● **Goal**: Lines containing the word "switch" are to be located and copied.

● **Stored records**:

--------

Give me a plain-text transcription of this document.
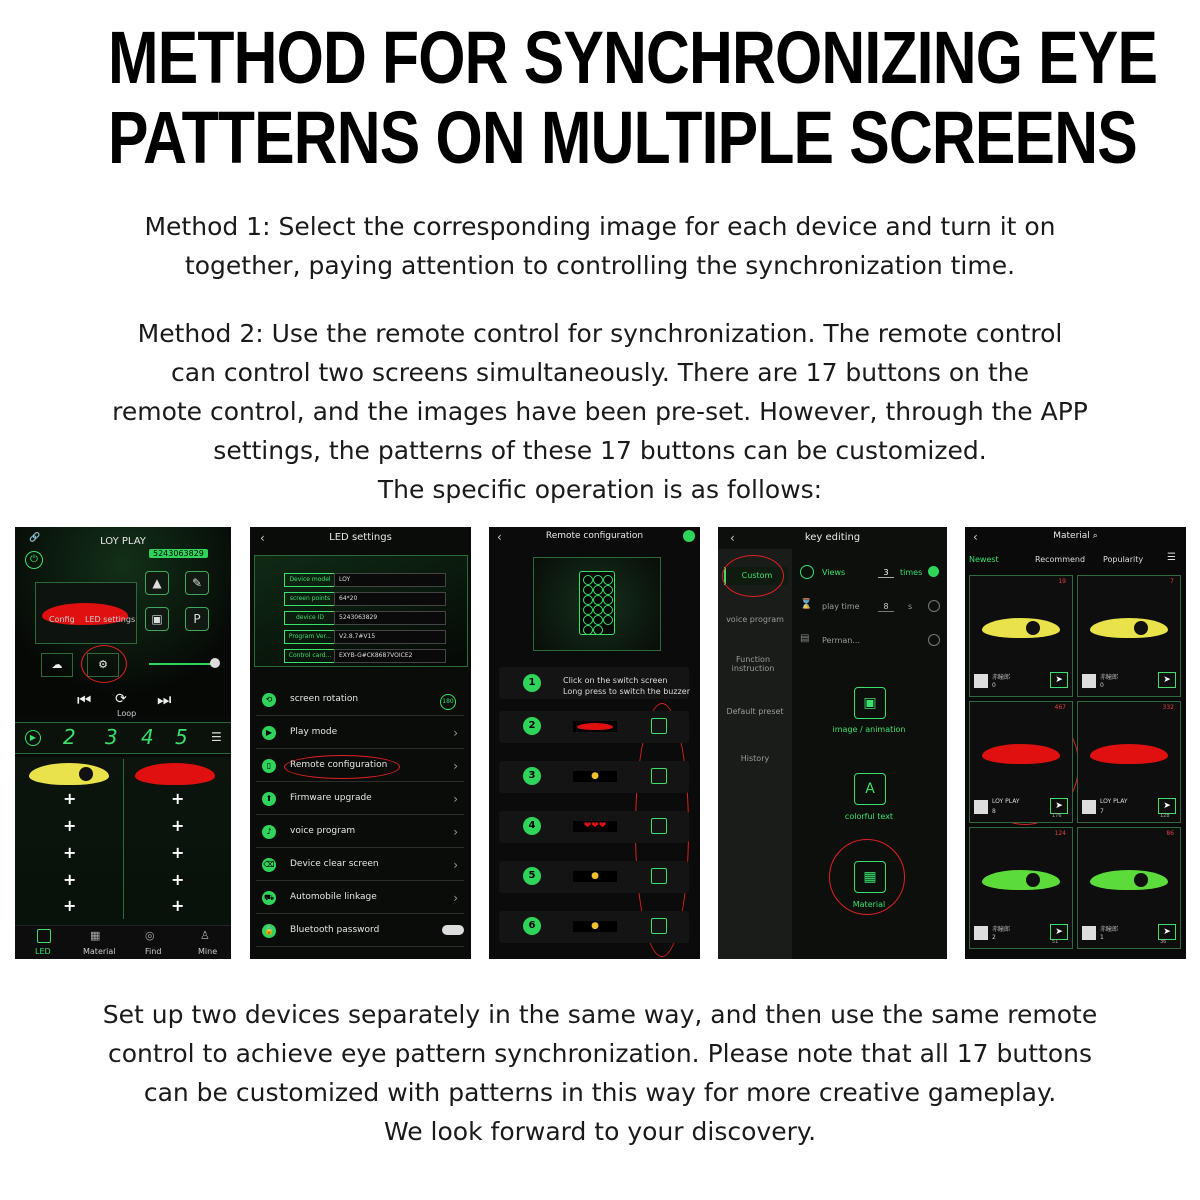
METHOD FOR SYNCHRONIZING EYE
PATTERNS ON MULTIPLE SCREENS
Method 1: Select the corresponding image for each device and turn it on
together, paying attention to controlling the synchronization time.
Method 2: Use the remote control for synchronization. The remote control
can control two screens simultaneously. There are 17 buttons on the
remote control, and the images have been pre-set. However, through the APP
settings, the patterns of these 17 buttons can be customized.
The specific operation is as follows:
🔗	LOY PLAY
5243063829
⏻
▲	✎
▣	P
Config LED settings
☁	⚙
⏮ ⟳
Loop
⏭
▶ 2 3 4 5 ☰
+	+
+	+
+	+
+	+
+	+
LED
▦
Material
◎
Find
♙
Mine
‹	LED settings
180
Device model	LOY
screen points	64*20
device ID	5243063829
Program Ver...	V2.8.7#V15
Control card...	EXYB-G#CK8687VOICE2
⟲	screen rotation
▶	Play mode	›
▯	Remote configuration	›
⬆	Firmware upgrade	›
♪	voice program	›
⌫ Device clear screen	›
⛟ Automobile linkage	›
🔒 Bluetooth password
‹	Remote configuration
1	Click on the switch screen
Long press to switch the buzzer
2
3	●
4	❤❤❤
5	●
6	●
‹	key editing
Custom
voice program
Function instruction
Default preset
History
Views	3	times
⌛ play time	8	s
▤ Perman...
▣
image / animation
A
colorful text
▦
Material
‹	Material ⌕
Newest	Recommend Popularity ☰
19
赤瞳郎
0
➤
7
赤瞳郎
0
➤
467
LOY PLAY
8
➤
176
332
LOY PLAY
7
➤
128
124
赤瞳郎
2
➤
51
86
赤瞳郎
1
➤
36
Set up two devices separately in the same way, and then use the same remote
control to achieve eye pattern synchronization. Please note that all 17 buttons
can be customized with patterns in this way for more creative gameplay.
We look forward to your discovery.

--------

● **The answer**:
1	Click on the switch screen
Long press to switch the buzzer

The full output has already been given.